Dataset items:
****************

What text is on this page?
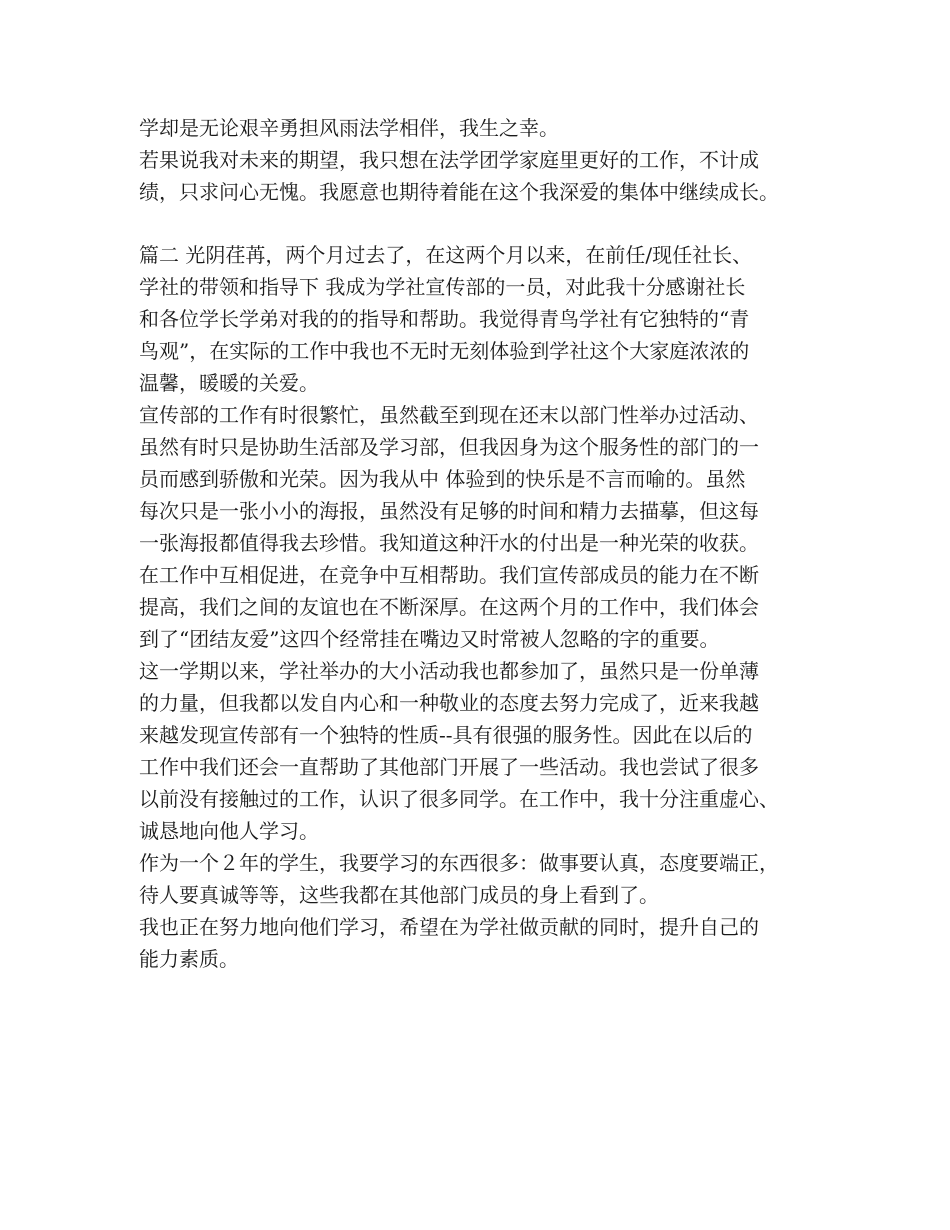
学却是无论艰辛勇担风雨法学相伴，我生之幸。
若果说我对未来的期望，我只想在法学团学家庭里更好的工作，不计成
绩，只求问心无愧。我愿意也期待着能在这个我深爱的集体中继续成长。
篇二 光阴荏苒，两个月过去了，在这两个月以来，在前任/现任社长、
学社的带领和指导下 我成为学社宣传部的一员，对此我十分感谢社长
和各位学长学弟对我的的指导和帮助。我觉得青鸟学社有它独特的“青
鸟观”，在实际的工作中我也不无时无刻体验到学社这个大家庭浓浓的
温馨，暖暖的关爱。
宣传部的工作有时很繁忙，虽然截至到现在还末以部门性举办过活动、
虽然有时只是协助生活部及学习部，但我因身为这个服务性的部门的一
员而感到骄傲和光荣。因为我从中 体验到的快乐是不言而喻的。虽然
每次只是一张小小的海报，虽然没有足够的时间和精力去描摹，但这每
一张海报都值得我去珍惜。我知道这种汗水的付出是一种光荣的收获。
在工作中互相促进，在竞争中互相帮助。我们宣传部成员的能力在不断
提高，我们之间的友谊也在不断深厚。在这两个月的工作中，我们体会
到了“团结友爱”这四个经常挂在嘴边又时常被人忽略的字的重要。
这一学期以来，学社举办的大小活动我也都参加了，虽然只是一份单薄
的力量，但我都以发自内心和一种敬业的态度去努力完成了，近来我越
来越发现宣传部有一个独特的性质--具有很强的服务性。因此在以后的
工作中我们还会一直帮助了其他部门开展了一些活动。我也尝试了很多
以前没有接触过的工作，认识了很多同学。在工作中，我十分注重虚心、
诚恳地向他人学习。
作为一个２年的学生，我要学习的东西很多：做事要认真，态度要端正，
待人要真诚等等，这些我都在其他部门成员的身上看到了。
我也正在努力地向他们学习，希望在为学社做贡献的同时，提升自己的
能力素质。
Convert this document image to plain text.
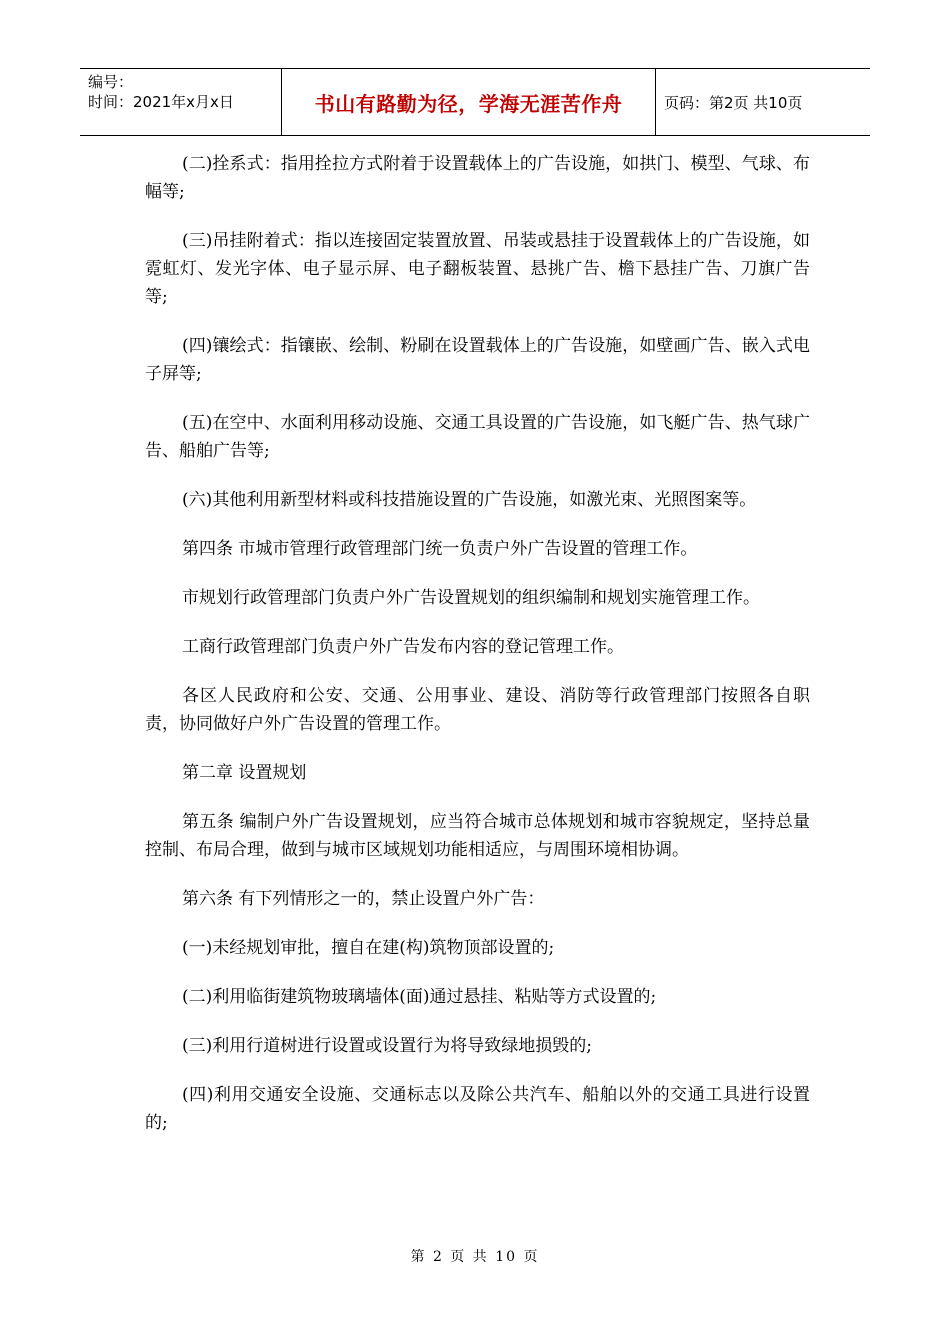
编号：
时间：2021年x月x日	书山有路勤为径，学海无涯苦作舟	页码：第2页 共10页

(二)拴系式：指用拴拉方式附着于设置载体上的广告设施，如拱门、模型、气球、布幅等;

(三)吊挂附着式：指以连接固定装置放置、吊装或悬挂于设置载体上的广告设施，如霓虹灯、发光字体、电子显示屏、电子翻板装置、悬挑广告、檐下悬挂广告、刀旗广告等;

(四)镶绘式：指镶嵌、绘制、粉刷在设置载体上的广告设施，如壁画广告、嵌入式电子屏等;

(五)在空中、水面利用移动设施、交通工具设置的广告设施，如飞艇广告、热气球广告、船舶广告等;

(六)其他利用新型材料或科技措施设置的广告设施，如激光束、光照图案等。

第四条 市城市管理行政管理部门统一负责户外广告设置的管理工作。

市规划行政管理部门负责户外广告设置规划的组织编制和规划实施管理工作。

工商行政管理部门负责户外广告发布内容的登记管理工作。

各区人民政府和公安、交通、公用事业、建设、消防等行政管理部门按照各自职责，协同做好户外广告设置的管理工作。

第二章 设置规划

第五条 编制户外广告设置规划，应当符合城市总体规划和城市容貌规定，坚持总量控制、布局合理，做到与城市区域规划功能相适应，与周围环境相协调。

第六条 有下列情形之一的，禁止设置户外广告：

(一)未经规划审批，擅自在建(构)筑物顶部设置的;

(二)利用临街建筑物玻璃墙体(面)通过悬挂、粘贴等方式设置的;

(三)利用行道树进行设置或设置行为将导致绿地损毁的;

(四)利用交通安全设施、交通标志以及除公共汽车、船舶以外的交通工具进行设置的;

第 2 页 共 10 页
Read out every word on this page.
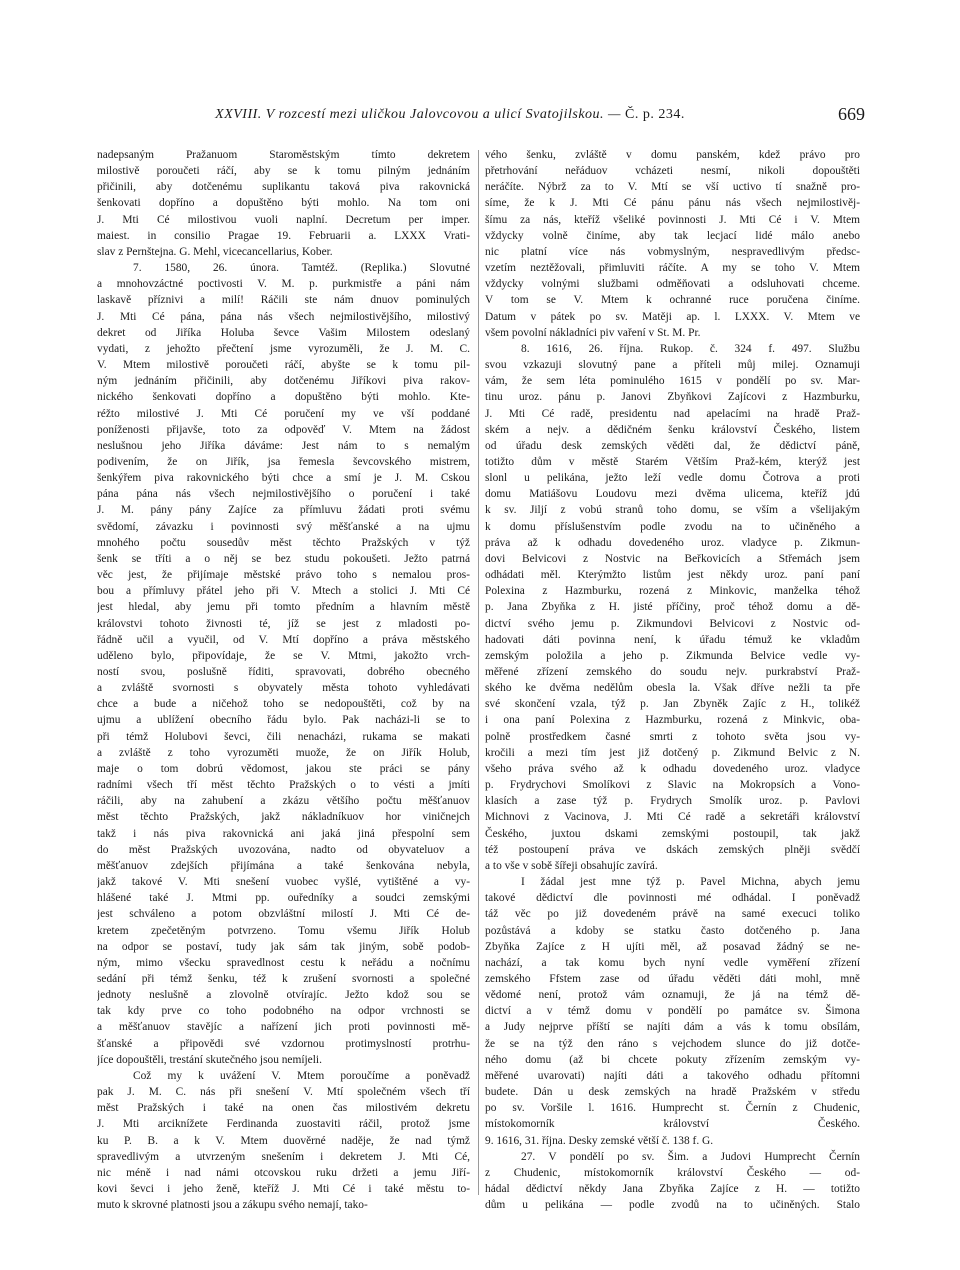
XXVIII. V rozcestí mezi uličkou Jalovcovou a ulicí Svatojilskou. — Č. p. 234.	669
nadepsaným Pražanuom Staroměstským tímto dekretem
milostivě poroučeti ráčí, aby se k tomu pilným jednáním
přičinili, aby dotčenému suplikantu taková piva rakovnická
šenkovati dopříno a dopuštěno býti mohlo. Na tom oni
J. Mti Cé milostivou vuoli naplní. Decretum per imper.
maiest. in consilio Pragae 19. Februarii a. LXXX Vrati-
slav z Pernštejna. G. Mehl, vicecancellarius, Kober.
7. 1580, 26. února. Tamtéž. (Replika.) Slovutné
a mnohovzáctné poctivosti V. M. p. purkmistře a páni nám
laskavě příznivi a milí! Ráčili ste nám dnuov pominulých
J. Mti Cé pána, pána nás všech nejmilostivějšího, milostivý
dekret od Jiříka Holuba ševce Vašim Milostem odeslaný
vydati, z jehožto přečtení jsme vyrozuměli, že J. M. C.
V. Mtem milostivě poroučeti ráčí, abyšte se k tomu pil-
ným jednáním přičinili, aby dotčenému Jiříkovi piva rakov-
nického šenkovati dopříno a dopuštěno býti mohlo. Kte-
réžto milostivé J. Mti Cé poručení my ve vší poddané
poníženosti přijavše, toto za odpověď V. Mtem na žádost
neslušnou jeho Jiříka dáváme: Jest nám to s nemalým
podivením, že on Jiřík, jsa řemesla ševcovského mistrem,
šenkýřem piva rakovnického býti chce a smí je J. M. Cskou
pána pána nás všech nejmilostivějšího o poručení i také
J. M. pány pány Zajíce za přímluvu žádati proti svému
svědomí, závazku i povinnosti svý měšťanské a na ujmu
mnohého počtu sousedův měst těchto Pražských v týž
šenk se tříti a o něj se bez studu pokoušeti. Ježto patrná
věc jest, že přijímaje městské právo toho s nemalou pros-
bou a přímluvy přátel jeho při V. Mtech a stolici J. Mti Cé
jest hledal, aby jemu při tomto předním a hlavním městě
královstvi tohoto živnosti té, jíž se jest z mladosti po-
řádně učil a vyučil, od V. Mtí dopříno a práva městského
uděleno bylo, připovídaje, že se V. Mtmi, jakožto vrch-
ností svou, poslušně říditi, spravovati, dobrého obecného
a zvláště svornosti s obyvately města tohoto vyhledávati
chce a bude a ničehož toho se nedopouštěti, což by na
ujmu a ublížení obecního řádu bylo. Pak nacházi-li se to
při témž Holubovi ševci, čili nenacházi, rukama se makati
a zvláště z toho vyrozuměti muože, že on Jiřík Holub,
maje o tom dobrú vědomost, jakou ste práci se pány
radními všech tří měst těchto Pražských o to vésti a jmíti
ráčili, aby na zahubení a zkázu většího počtu měšťanuov
měst těchto Pražských, jakž nákladníkuov hor viničnejch
takž i nás piva rakovnická ani jaká jiná přespolní sem
do měst Pražských uvozována, nadto od obyvateluov a
měšťanuov zdejších přijímána a také šenkována nebyla,
jakž takové V. Mti snešení vuobec vyšlé, vytištěné a vy-
hlášené také J. Mtmi pp. ouředníky a soudci zemskými
jest schváleno a potom obzvláštní milostí J. Mti Cé de-
kretem zpečetěným potvrzeno. Tomu všemu Jiřík Holub
na odpor se postaví, tudy jak sám tak jiným, sobě podob-
ným, mimo všecku spravedlnost cestu k neřádu a nočnímu
sedání při témž šenku, též k zrušení svornosti a společné
jednoty neslušně a zlovolně otvírajíc. Ježto kdož sou se
tak kdy prve co toho podobného na odpor vrchnosti se
a měšťanuov stavějíc a nařízení jich proti povinnosti mě-
šťanské a připovědi své vzdornou protimyslností protrhu-
jíce dopouštěli, trestání skutečného jsou nemíjeli.
Což my k uvážení V. Mtem poroučíme a poněvadž
pak J. M. C. nás při snešení V. Mtí společném všech tří
měst Pražských i také na onen čas milostivém dekretu
J. Mti arciknížete Ferdinanda zuostaviti ráčil, protož jsme
ku P. B. a k V. Mtem duověrné naděje, že nad týmž
spravedlivým a utvrzeným snešením i dekretem J. Mti Cé,
nic méně i nad námi otcovskou ruku držeti a jemu Jiří-
kovi ševci i jeho ženě, kteříž J. Mti Cé i také městu to-
muto k skrovné platnosti jsou a zákupu svého nemají, tako-
vého šenku, zvláště v domu panském, kdež právo pro
přetrhování neřáduov vcházeti nesmí, nikoli dopouštěti
neráčíte. Nýbrž za to V. Mtí se vší uctivo tí snažně pro-
síme, že k J. Mti Cé pánu pánu nás všech nejmilostivěj-
šímu za nás, kteříž všeliké povinnosti J. Mti Cé i V. Mtem
vždycky volně činíme, aby tak lecjací lidé málo anebo
nic platní více nás vobmyslným, nespravedlivým předsc-
vzetím neztěžovali, přimluviti ráčíte. A my se toho V. Mtem
vždycky volnými službami odměňovati a odsluhovati chceme.
V tom se V. Mtem k ochranné ruce poručena činíme.
Datum v pátek po sv. Matěji ap. l. LXXX. V. Mtem ve
všem povolní nákladníci piv vaření v St. M. Pr.
8. 1616, 26. října. Rukop. č. 324 f. 497. Službu
svou vzkazuji slovutný pane a příteli můj milej. Oznamuji
vám, že sem léta pominulého 1615 v pondělí po sv. Mar-
tinu uroz. pánu p. Janovi Zbyňkovi Zajícovi z Hazmburku,
J. Mti Cé radě, presidentu nad apelacími na hradě Praž-
ském a nejv. a dědičném šenku království Českého, listem
od úřadu desk zemských věděti dal, že dědictví páně,
totižto dům v městě Starém Větším Praž-kém, kterýž jest
slonl u pelikána, ježto leží vedle domu Čotrova a proti
domu Matiášovu Loudovu mezi dvěma ulicema, kteříž jdú
k sv. Jiljí z vobú stranů toho domu, se vším a všelijakým
k domu příslušenstvím podle zvodu na to učiněného a
práva až k odhadu dovedeného uroz. vladyce p. Zikmun-
dovi Belvicovi z Nostvic na Beřkovicích a Střemách jsem
odhádati měl. Kterýmžto listům jest někdy uroz. paní paní
Polexina z Hazmburku, rozená z Minkovic, manželka téhož
p. Jana Zbyňka z H. jisté příčiny, proč téhož domu a dě-
dictví svého jemu p. Zikmundovi Belvicovi z Nostvic od-
hadovati dáti povinna není, k úřadu témuž ke vkladům
zemským položila a jeho p. Zikmunda Belvice vedle vy-
měřené zřízení zemského do soudu nejv. purkrabství Praž-
ského ke dvěma nedělům obesla la. Však dříve nežli ta pře
své skončení vzala, týž p. Jan Zbyněk Zajíc z H., tolikéž
i ona paní Polexina z Hazmburku, rozená z Minkvic, oba-
polně prostředkem časné smrti z tohoto světa jsou vy-
kročili a mezi tím jest již dotčený p. Zikmund Belvic z N.
všeho práva svého až k odhadu dovedeného uroz. vladyce
p. Frydrychovi Smolíkovi z Slavic na Mokropsích a Vono-
klasích a zase týž p. Frydrych Smolík uroz. p. Pavlovi
Michnovi z Vacinova, J. Mti Cé radě a sekretáři království
Českého, juxtou dskami zemskými postoupil, tak jakž
též postoupení práva ve dskách zemských plněji svědčí
a to vše v sobě šířeji obsahujíc zavírá.
I žádal jest mne týž p. Pavel Michna, abych jemu
takové dědictví dle povinnosti mé odhádal. I poněvadž
táž věc po již dovedeném právě na samé execuci toliko
pozůstává a kdoby se statku často dotčeného p. Jana
Zbyňka Zajíce z H ujíti měl, až posavad žádný se ne-
nachází, a tak komu bych nyní vedle vyměření zřízení
zemského Ffstem zase od úřadu věděti dáti mohl, mně
vědomé není, protož vám oznamuji, že já na témž dě-
dictví a v témž domu v pondělí po památce sv. Šimona
a Judy nejprve příští se najíti dám a vás k tomu obsílám,
že se na týž den ráno s vejchodem slunce do již dotče-
ného domu (až bi chcete pokuty zřízením zemským vy-
měřené uvarovati) najíti dáti a takového odhadu přítomni
budete. Dán u desk zemských na hradě Pražském v středu
po sv. Voršile l. 1616. Humprecht st. Černín z Chudenic,
místokomorník království Českého.
9. 1616, 31. října. Desky zemské větší č. 138 f. G.
27. V pondělí po sv. Šim. a Judovi Humprecht Černín
z Chudenic, místokomorník království Českého — od-
hádal dědictví někdy Jana Zbyňka Zajíce z H. — totižto
dům u pelikána — podle zvodů na to učiněných. Stalo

****************

» **STATED PROBLEM**
Find the word "this" in the entries, and copy every line it shows up in.

» **EXERCISE RESPONSE**
What text is on this page?
Convert this document image to plain text.
Read out every word on this page.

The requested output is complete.